━━ PROVIDED DATA

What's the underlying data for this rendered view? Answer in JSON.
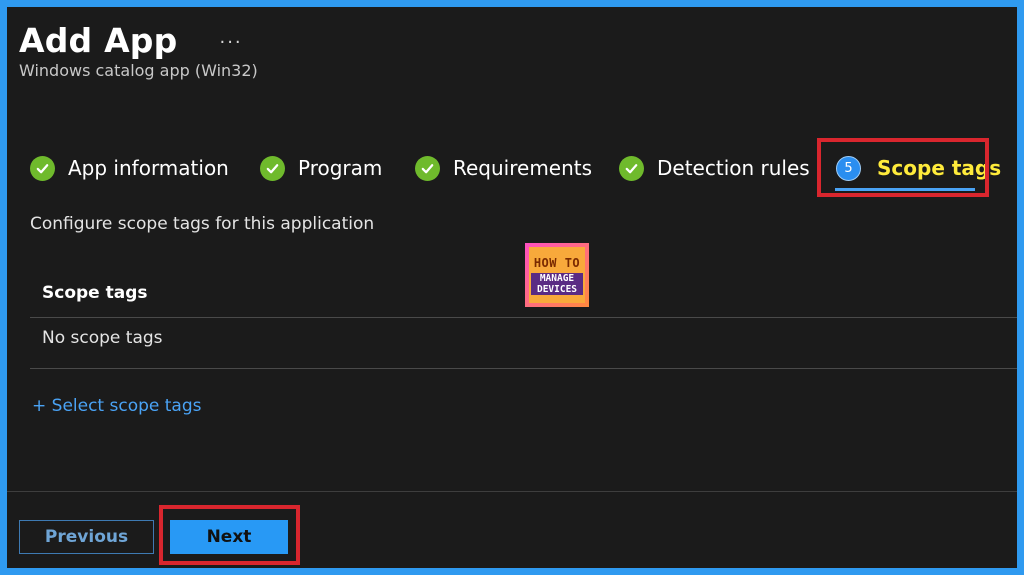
{
  "header": {
    "title": "Add App",
    "more_label": "···",
    "subtitle": "Windows catalog app (Win32)"
  },
  "wizard": {
    "steps": [
      {
        "label": "App information",
        "status": "complete",
        "icon": "check-icon"
      },
      {
        "label": "Program",
        "status": "complete",
        "icon": "check-icon"
      },
      {
        "label": "Requirements",
        "status": "complete",
        "icon": "check-icon"
      },
      {
        "label": "Detection rules",
        "status": "complete",
        "icon": "check-icon"
      },
      {
        "label": "Scope tags",
        "status": "active",
        "number": "5"
      }
    ]
  },
  "content": {
    "description": "Configure scope tags for this application",
    "table_header": "Scope tags",
    "empty_row": "No scope tags",
    "select_link": "+ Select scope tags"
  },
  "logo": {
    "line1": "HOW TO",
    "line2": "MANAGE",
    "line3": "DEVICES"
  },
  "footer": {
    "previous_label": "Previous",
    "next_label": "Next"
  },
  "colors": {
    "background": "#1b1b1b",
    "frame_border": "#2f9af0",
    "check_green": "#6fba2c",
    "accent_blue": "#2899f5",
    "active_label": "#ffeb3b",
    "highlight_red": "#d9262e"
  }
}
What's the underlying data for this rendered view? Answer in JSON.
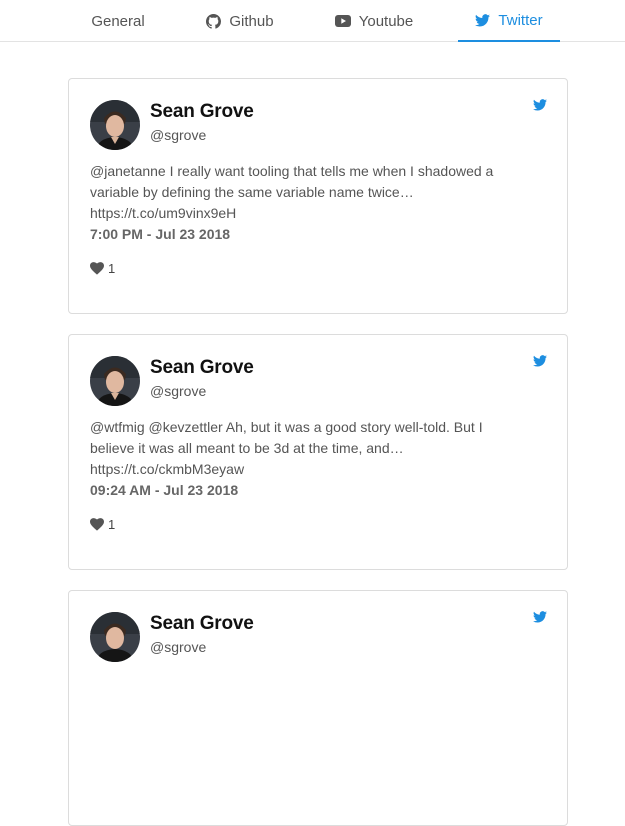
{
  "tabs": [
    {
      "label": "General",
      "icon": "none",
      "active": false
    },
    {
      "label": "Github",
      "icon": "github-icon",
      "active": false
    },
    {
      "label": "Youtube",
      "icon": "youtube-icon",
      "active": false
    },
    {
      "label": "Twitter",
      "icon": "twitter-icon",
      "active": true
    }
  ],
  "colors": {
    "accent": "#1d8ee0"
  },
  "tweets": [
    {
      "name": "Sean Grove",
      "handle": "@sgrove",
      "text": "@janetanne I really want tooling that tells me when I shadowed a variable by defining the same variable name twice… https://t.co/um9vinx9eH",
      "time": "7:00 PM - Jul 23 2018",
      "likes": "1"
    },
    {
      "name": "Sean Grove",
      "handle": "@sgrove",
      "text": "@wtfmig @kevzettler Ah, but it was a good story well-told. But I believe it was all meant to be 3d at the time, and… https://t.co/ckmbM3eyaw",
      "time": "09:24 AM - Jul 23 2018",
      "likes": "1"
    },
    {
      "name": "Sean Grove",
      "handle": "@sgrove"
    }
  ]
}
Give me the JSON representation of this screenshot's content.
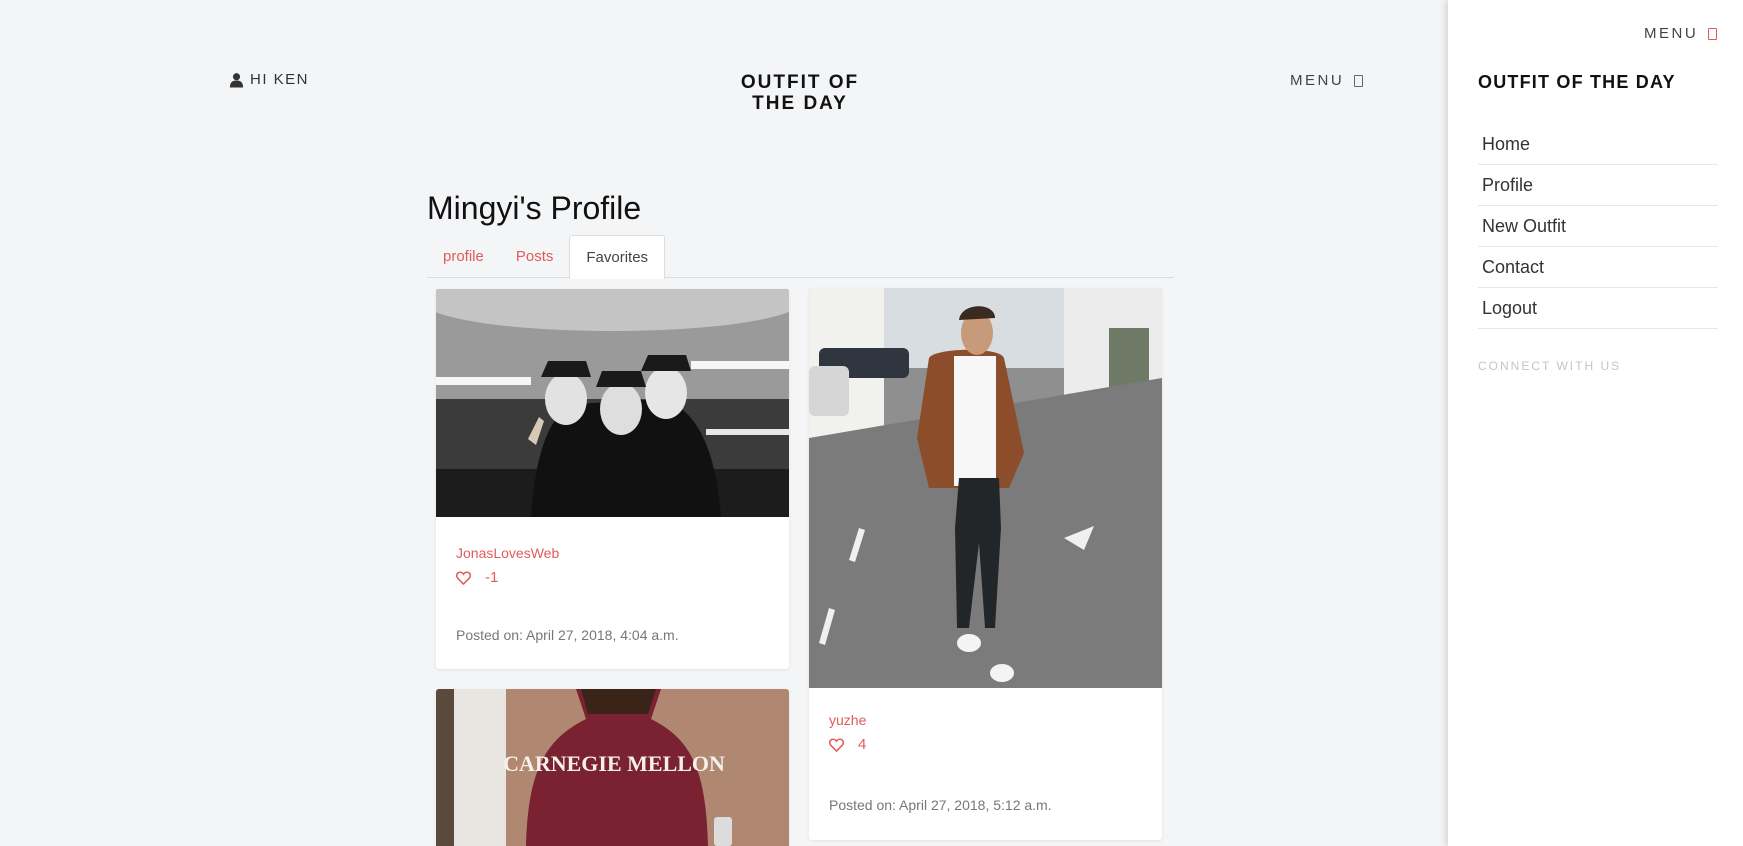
{
  "header": {
    "user_greeting": "HI KEN",
    "brand_line1": "OUTFIT OF",
    "brand_line2": "THE DAY",
    "menu_label": "MENU"
  },
  "profile": {
    "title": "Mingyi's Profile",
    "tabs": [
      {
        "label": "profile",
        "active": false
      },
      {
        "label": "Posts",
        "active": false
      },
      {
        "label": "Favorites",
        "active": true
      }
    ]
  },
  "posts": [
    {
      "author": "JonasLovesWeb",
      "likes": "-1",
      "posted": "Posted on: April 27, 2018, 4:04 a.m.",
      "image": "three people in white masks and black bucket hats"
    },
    {
      "author": "yuzhe",
      "likes": "4",
      "posted": "Posted on: April 27, 2018, 5:12 a.m.",
      "image": "man in brown suede jacket walking on street"
    },
    {
      "author": "",
      "likes": "",
      "posted": "",
      "image": "person in maroon Carnegie Mellon sweatshirt"
    }
  ],
  "sweatshirt_text": "CARNEGIE MELLON",
  "side_panel": {
    "menu_label": "MENU",
    "brand": "OUTFIT OF THE DAY",
    "nav": [
      "Home",
      "Profile",
      "New Outfit",
      "Contact",
      "Logout"
    ],
    "connect_label": "CONNECT WITH US"
  },
  "colors": {
    "accent": "#e25b5b",
    "background": "#f4f5f7"
  }
}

━━━━

PROBLEM STATEMENT: Exclude the images and reproduce the remaining data exactly.

EXPECTED ANSWER:
What's the underlying data for this rendered view? Answer in JSON.
{
  "header": {
    "title": "Add App",
    "more_label": "···",
    "subtitle": "Windows catalog app (Win32)"
  },
  "wizard": {
    "steps": [
      {
        "label": "App information",
        "status": "complete",
        "icon": "check-icon"
      },
      {
        "label": "Program",
        "status": "complete",
        "icon": "check-icon"
      },
      {
        "label": "Requirements",
        "status": "complete",
        "icon": "check-icon"
      },
      {
        "label": "Detection rules",
        "status": "complete",
        "icon": "check-icon"
      },
      {
        "label": "Scope tags",
        "status": "active",
        "number": "5"
      }
    ]
  },
  "content": {
    "description": "Configure scope tags for this application",
    "table_header": "Scope tags",
    "empty_row": "No scope tags",
    "select_link": "+ Select scope tags"
  },
  "logo": {
    "line1": "HOW TO",
    "line2": "MANAGE",
    "line3": "DEVICES"
  },
  "footer": {
    "previous_label": "Previous",
    "next_label": "Next"
  },
  "colors": {
    "background": "#1b1b1b",
    "frame_border": "#2f9af0",
    "check_green": "#6fba2c",
    "accent_blue": "#2899f5",
    "active_label": "#ffeb3b",
    "highlight_red": "#d9262e"
  }
}
What's the underlying data for this rendered view? Answer in JSON.
{
  "tabs": [
    {
      "label": "General",
      "icon": "none",
      "active": false
    },
    {
      "label": "Github",
      "icon": "github-icon",
      "active": false
    },
    {
      "label": "Youtube",
      "icon": "youtube-icon",
      "active": false
    },
    {
      "label": "Twitter",
      "icon": "twitter-icon",
      "active": true
    }
  ],
  "colors": {
    "accent": "#1d8ee0"
  },
  "tweets": [
    {
      "name": "Sean Grove",
      "handle": "@sgrove",
      "text": "@janetanne I really want tooling that tells me when I shadowed a variable by defining the same variable name twice… https://t.co/um9vinx9eH",
      "time": "7:00 PM - Jul 23 2018",
      "likes": "1"
    },
    {
      "name": "Sean Grove",
      "handle": "@sgrove",
      "text": "@wtfmig @kevzettler Ah, but it was a good story well-told. But I believe it was all meant to be 3d at the time, and… https://t.co/ckmbM3eyaw",
      "time": "09:24 AM - Jul 23 2018",
      "likes": "1"
    },
    {
      "name": "Sean Grove",
      "handle": "@sgrove"
    }
  ]
}
Give me the JSON representation of this screenshot's content.
{
  "header": {
    "user_greeting": "HI KEN",
    "brand_line1": "OUTFIT OF",
    "brand_line2": "THE DAY",
    "menu_label": "MENU"
  },
  "profile": {
    "title": "Mingyi's Profile",
    "tabs": [
      {
        "label": "profile",
        "active": false
      },
      {
        "label": "Posts",
        "active": false
      },
      {
        "label": "Favorites",
        "active": true
      }
    ]
  },
  "posts": [
    {
      "author": "JonasLovesWeb",
      "likes": "-1",
      "posted": "Posted on: April 27, 2018, 4:04 a.m.",
      "image": "three people in white masks and black bucket hats"
    },
    {
      "author": "yuzhe",
      "likes": "4",
      "posted": "Posted on: April 27, 2018, 5:12 a.m.",
      "image": "man in brown suede jacket walking on street"
    },
    {
      "author": "",
      "likes": "",
      "posted": "",
      "image": "person in maroon Carnegie Mellon sweatshirt"
    }
  ],
  "sweatshirt_text": "CARNEGIE MELLON",
  "side_panel": {
    "menu_label": "MENU",
    "brand": "OUTFIT OF THE DAY",
    "nav": [
      "Home",
      "Profile",
      "New Outfit",
      "Contact",
      "Logout"
    ],
    "connect_label": "CONNECT WITH US"
  },
  "colors": {
    "accent": "#e25b5b",
    "background": "#f4f5f7"
  }
}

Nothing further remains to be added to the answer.